[Dataset listings of figures]
— BEGIN —
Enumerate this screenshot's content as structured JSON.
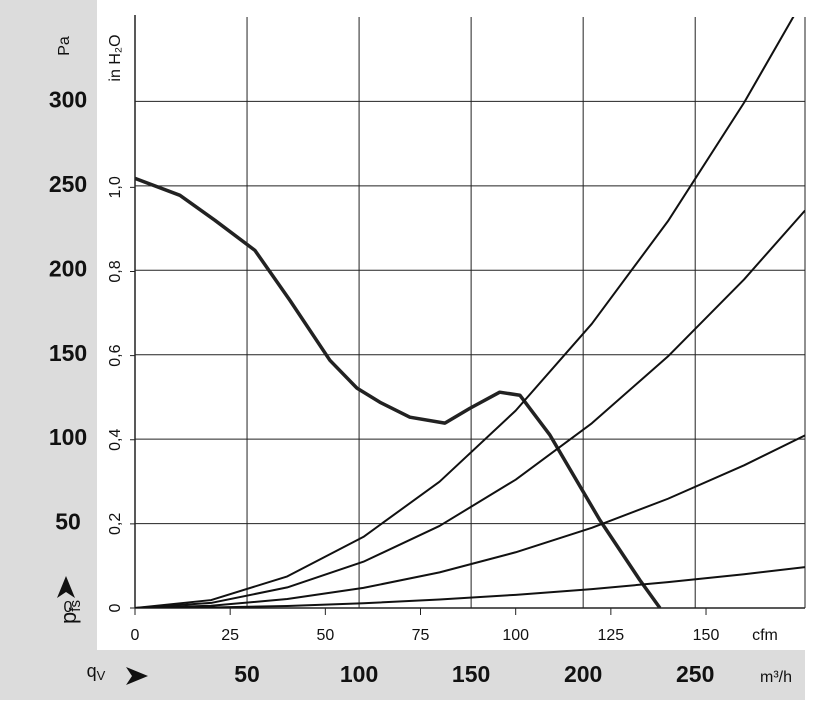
{
  "chart_data": {
    "type": "line",
    "y_label": "Pa",
    "y2_label": "in H₂O",
    "y_symbol": "p",
    "y_symbol_sub": "fs",
    "x2_symbol": "q",
    "x2_symbol_sub": "V",
    "x_label": "cfm",
    "x2_label": "m³/h",
    "xlim": [
      0,
      176
    ],
    "xticks": [
      0,
      25,
      50,
      75,
      100,
      125,
      150
    ],
    "x2lim": [
      0,
      299
    ],
    "x2ticks": [
      50,
      100,
      150,
      200,
      250
    ],
    "ylim": [
      0,
      350
    ],
    "yticks": [
      0,
      50,
      100,
      150,
      200,
      250,
      300
    ],
    "y2lim": [
      0,
      1.405
    ],
    "y2ticks": [
      0,
      {
        "value": 0.2,
        "label": "0,2"
      },
      {
        "value": 0.4,
        "label": "0,4"
      },
      {
        "value": 0.6,
        "label": "0,6"
      },
      {
        "value": 0.8,
        "label": "0,8"
      },
      {
        "value": 1.0,
        "label": "1,0"
      }
    ],
    "grid": true,
    "series": [
      {
        "color": "#222222",
        "x": [
          0,
          11.8,
          21,
          31.5,
          40.7,
          51.2,
          58.3,
          64.3,
          72.2,
          81.4,
          88,
          95.8,
          101.1,
          109,
          122.1,
          132.6,
          137.9
        ],
        "values": [
          254.4,
          244.4,
          229.6,
          211.8,
          182.2,
          146.7,
          130.2,
          121.9,
          113,
          109.5,
          118.3,
          127.8,
          126,
          102.4,
          52.1,
          16.6,
          0
        ]
      },
      {
        "color": "#111111",
        "x": [
          0,
          20,
          40,
          60,
          80,
          100,
          120,
          140,
          160,
          176
        ],
        "values": [
          0,
          4.7,
          18.7,
          42.1,
          74.8,
          116.9,
          168.3,
          229.1,
          299.3,
          362.1
        ]
      },
      {
        "color": "#111111",
        "x": [
          0,
          20,
          40,
          60,
          80,
          100,
          120,
          140,
          160,
          176
        ],
        "values": [
          0,
          3.0,
          12.2,
          27.4,
          48.6,
          76,
          109.4,
          149,
          194.6,
          235.4
        ]
      },
      {
        "color": "#111111",
        "x": [
          0,
          20,
          40,
          60,
          80,
          100,
          120,
          140,
          160,
          176
        ],
        "values": [
          0,
          1.3,
          5.3,
          11.9,
          21.1,
          33,
          47.5,
          64.7,
          84.5,
          102.2
        ]
      },
      {
        "color": "#111111",
        "x": [
          0,
          20,
          40,
          60,
          80,
          100,
          120,
          140,
          160,
          176
        ],
        "values": [
          0,
          0.3,
          1.2,
          2.8,
          5.0,
          7.8,
          11.2,
          15.3,
          20,
          24.2
        ]
      }
    ]
  }
}
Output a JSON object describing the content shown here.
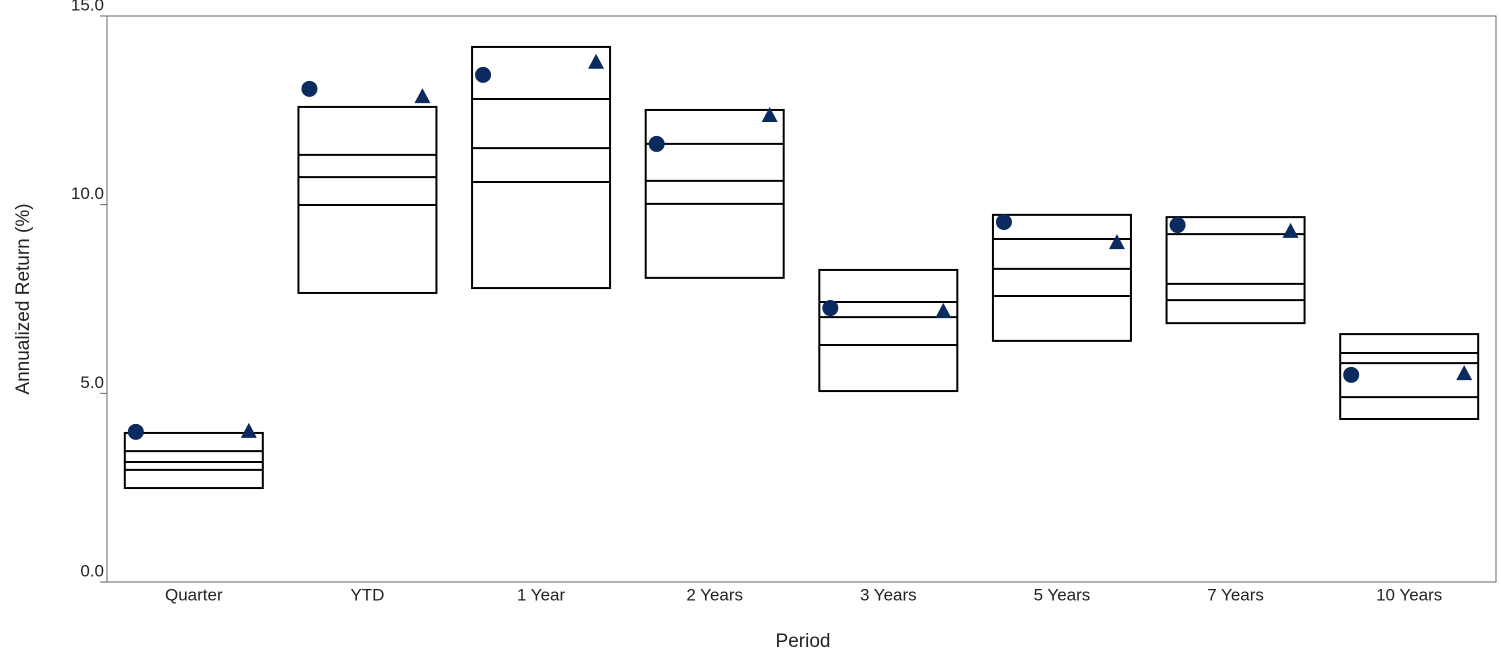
{
  "chart_data": {
    "type": "floating_box",
    "x_label": "Period",
    "y_label": "Annualized Return (%)",
    "categories": [
      "Quarter",
      "YTD",
      "1 Year",
      "2 Years",
      "3 Years",
      "5 Years",
      "7 Years",
      "10 Years"
    ],
    "ranges": {
      "top": [
        3.95,
        12.59,
        14.18,
        12.51,
        8.27,
        9.73,
        9.67,
        6.57
      ],
      "upper": [
        3.47,
        11.32,
        12.8,
        11.61,
        7.42,
        9.09,
        9.22,
        6.07
      ],
      "median": [
        3.18,
        10.73,
        11.5,
        10.63,
        7.02,
        8.3,
        7.9,
        5.8
      ],
      "lower": [
        2.97,
        9.99,
        10.6,
        10.02,
        6.28,
        7.58,
        7.47,
        4.9
      ],
      "bottom": [
        2.49,
        7.66,
        7.79,
        8.06,
        5.06,
        6.39,
        6.86,
        4.32
      ]
    },
    "markers": [
      {
        "shape": "circle",
        "color": "#0b2a5e",
        "values": [
          3.98,
          13.07,
          13.44,
          11.61,
          7.26,
          9.54,
          9.46,
          5.49
        ]
      },
      {
        "shape": "triangle",
        "color": "#0b2a5e",
        "values": [
          3.98,
          12.85,
          13.76,
          12.35,
          7.16,
          8.98,
          9.28,
          5.51
        ]
      }
    ],
    "ylim": [
      0,
      15
    ],
    "yticks": [
      {
        "value": 0,
        "label": "0.0"
      },
      {
        "value": 5,
        "label": "5.0"
      },
      {
        "value": 10,
        "label": "10.0"
      },
      {
        "value": 15,
        "label": "15.0"
      }
    ]
  }
}
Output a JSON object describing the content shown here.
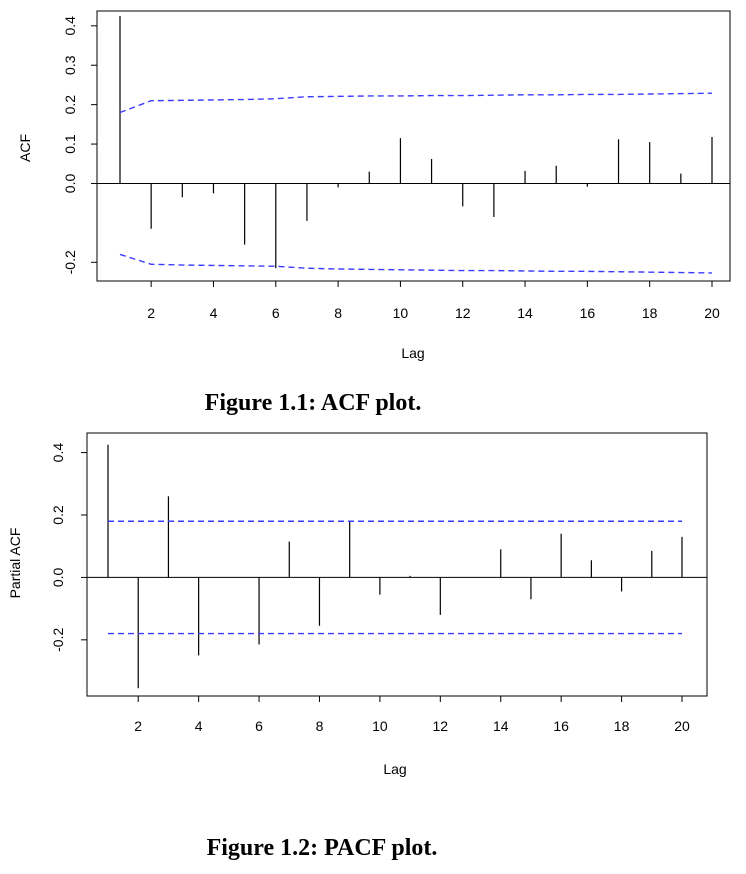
{
  "chart_data": [
    {
      "type": "bar",
      "xlabel": "Lag",
      "ylabel": "ACF",
      "caption": "Figure 1.1: ACF plot.",
      "xlim": [
        1,
        20
      ],
      "ylim": [
        -0.25,
        0.43
      ],
      "x_ticks": [
        2,
        4,
        6,
        8,
        10,
        12,
        14,
        16,
        18,
        20
      ],
      "y_ticks": [
        -0.2,
        0.0,
        0.1,
        0.2,
        0.3,
        0.4
      ],
      "y_tick_labels": [
        "-0.2",
        "0.0",
        "0.1",
        "0.2",
        "0.3",
        "0.4"
      ],
      "x": [
        1,
        2,
        3,
        4,
        5,
        6,
        7,
        8,
        9,
        10,
        11,
        12,
        13,
        14,
        15,
        16,
        17,
        18,
        19,
        20
      ],
      "values": [
        0.425,
        -0.115,
        -0.035,
        -0.025,
        -0.155,
        -0.215,
        -0.095,
        -0.01,
        0.03,
        0.115,
        0.062,
        -0.058,
        -0.085,
        0.032,
        0.045,
        -0.008,
        0.112,
        0.105,
        0.025,
        0.118
      ],
      "confidence_band": {
        "color": "#3b3bff",
        "upper": [
          0.18,
          0.21,
          0.211,
          0.212,
          0.213,
          0.215,
          0.22,
          0.221,
          0.222,
          0.222,
          0.223,
          0.223,
          0.224,
          0.225,
          0.225,
          0.226,
          0.226,
          0.227,
          0.228,
          0.229
        ],
        "lower": [
          -0.18,
          -0.205,
          -0.207,
          -0.208,
          -0.209,
          -0.21,
          -0.215,
          -0.217,
          -0.218,
          -0.219,
          -0.22,
          -0.221,
          -0.221,
          -0.222,
          -0.223,
          -0.223,
          -0.224,
          -0.225,
          -0.226,
          -0.227
        ]
      }
    },
    {
      "type": "bar",
      "xlabel": "Lag",
      "ylabel": "Partial ACF",
      "caption": "Figure 1.2: PACF plot.",
      "xlim": [
        1,
        20
      ],
      "ylim": [
        -0.38,
        0.45
      ],
      "x_ticks": [
        2,
        4,
        6,
        8,
        10,
        12,
        14,
        16,
        18,
        20
      ],
      "y_ticks": [
        -0.2,
        0.0,
        0.2,
        0.4
      ],
      "y_tick_labels": [
        "-0.2",
        "0.0",
        "0.2",
        "0.4"
      ],
      "x": [
        1,
        2,
        3,
        4,
        5,
        6,
        7,
        8,
        9,
        10,
        11,
        12,
        13,
        14,
        15,
        16,
        17,
        18,
        19,
        20
      ],
      "values": [
        0.425,
        -0.355,
        0.26,
        -0.25,
        0.0,
        -0.215,
        0.115,
        -0.155,
        0.18,
        -0.055,
        0.005,
        -0.12,
        0.0,
        0.09,
        -0.07,
        0.14,
        0.055,
        -0.045,
        0.085,
        0.13
      ],
      "confidence_band": {
        "color": "#3b3bff",
        "upper": [
          0.18,
          0.18,
          0.18,
          0.18,
          0.18,
          0.18,
          0.18,
          0.18,
          0.18,
          0.18,
          0.18,
          0.18,
          0.18,
          0.18,
          0.18,
          0.18,
          0.18,
          0.18,
          0.18,
          0.18
        ],
        "lower": [
          -0.18,
          -0.18,
          -0.18,
          -0.18,
          -0.18,
          -0.18,
          -0.18,
          -0.18,
          -0.18,
          -0.18,
          -0.18,
          -0.18,
          -0.18,
          -0.18,
          -0.18,
          -0.18,
          -0.18,
          -0.18,
          -0.18,
          -0.18
        ]
      }
    }
  ]
}
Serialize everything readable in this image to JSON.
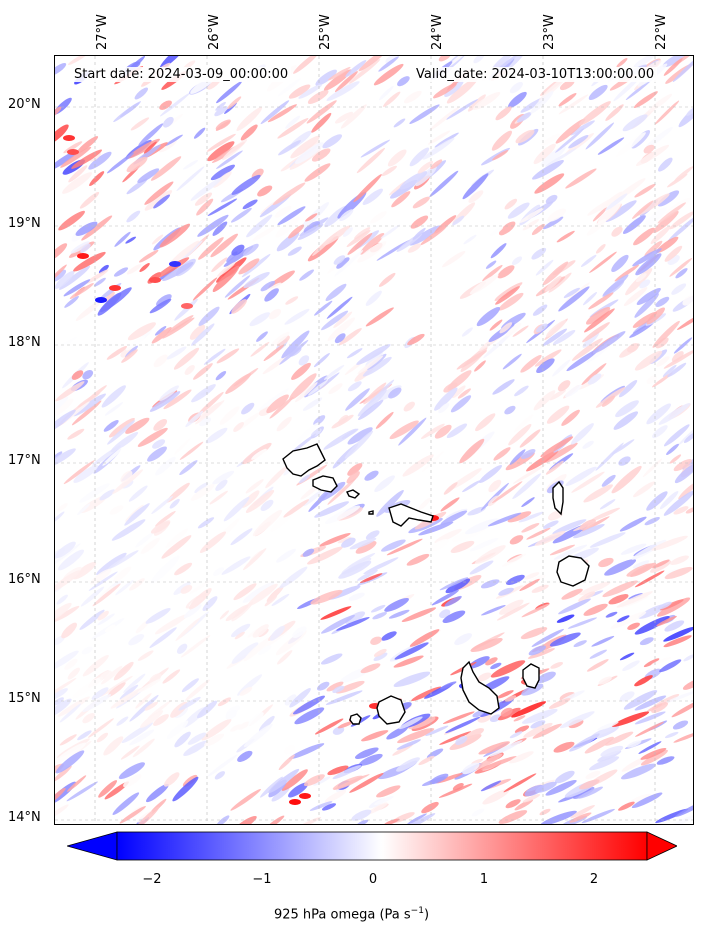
{
  "header": {
    "start_date": "Start date: 2024-03-09_00:00:00",
    "valid_date": "Valid_date: 2024-03-10T13:00:00.00"
  },
  "axes": {
    "lon_labels": [
      "27°W",
      "26°W",
      "25°W",
      "24°W",
      "23°W",
      "22°W"
    ],
    "lat_labels": [
      "20°N",
      "19°N",
      "18°N",
      "17°N",
      "16°N",
      "15°N",
      "14°N"
    ]
  },
  "colorbar": {
    "ticks": [
      "−2",
      "−1",
      "0",
      "1",
      "2"
    ],
    "label": "925 hPa omega (Pa s",
    "label_sup": "−1",
    "label_end": ")",
    "colors": {
      "min": "#0000ff",
      "mid": "#ffffff",
      "max": "#ff0000"
    },
    "range": [
      -2.7,
      2.7
    ],
    "extend": "both"
  },
  "map": {
    "field": "925 hPa omega",
    "colormap": "bwr",
    "islands": [
      "Santo Antão",
      "São Vicente",
      "Santa Luzia",
      "São Nicolau",
      "Sal",
      "Boa Vista",
      "Maio",
      "Santiago",
      "Fogo",
      "Brava"
    ],
    "gridlines": true
  }
}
— END —
• Instructions to follow
Reproduce nothing but the lines that run from the line containing "Serialize everything readable" through the last line of the records, inclusive. Omit the pictures.

• Answer for this exercise
Serialize everything readable in this image to JSON.
{
  "header": {
    "start_date": "Start date: 2024-03-09_00:00:00",
    "valid_date": "Valid_date: 2024-03-10T13:00:00.00"
  },
  "axes": {
    "lon_labels": [
      "27°W",
      "26°W",
      "25°W",
      "24°W",
      "23°W",
      "22°W"
    ],
    "lat_labels": [
      "20°N",
      "19°N",
      "18°N",
      "17°N",
      "16°N",
      "15°N",
      "14°N"
    ]
  },
  "colorbar": {
    "ticks": [
      "−2",
      "−1",
      "0",
      "1",
      "2"
    ],
    "label": "925 hPa omega (Pa s",
    "label_sup": "−1",
    "label_end": ")",
    "colors": {
      "min": "#0000ff",
      "mid": "#ffffff",
      "max": "#ff0000"
    },
    "range": [
      -2.7,
      2.7
    ],
    "extend": "both"
  },
  "map": {
    "field": "925 hPa omega",
    "colormap": "bwr",
    "islands": [
      "Santo Antão",
      "São Vicente",
      "Santa Luzia",
      "São Nicolau",
      "Sal",
      "Boa Vista",
      "Maio",
      "Santiago",
      "Fogo",
      "Brava"
    ],
    "gridlines": true
  }
}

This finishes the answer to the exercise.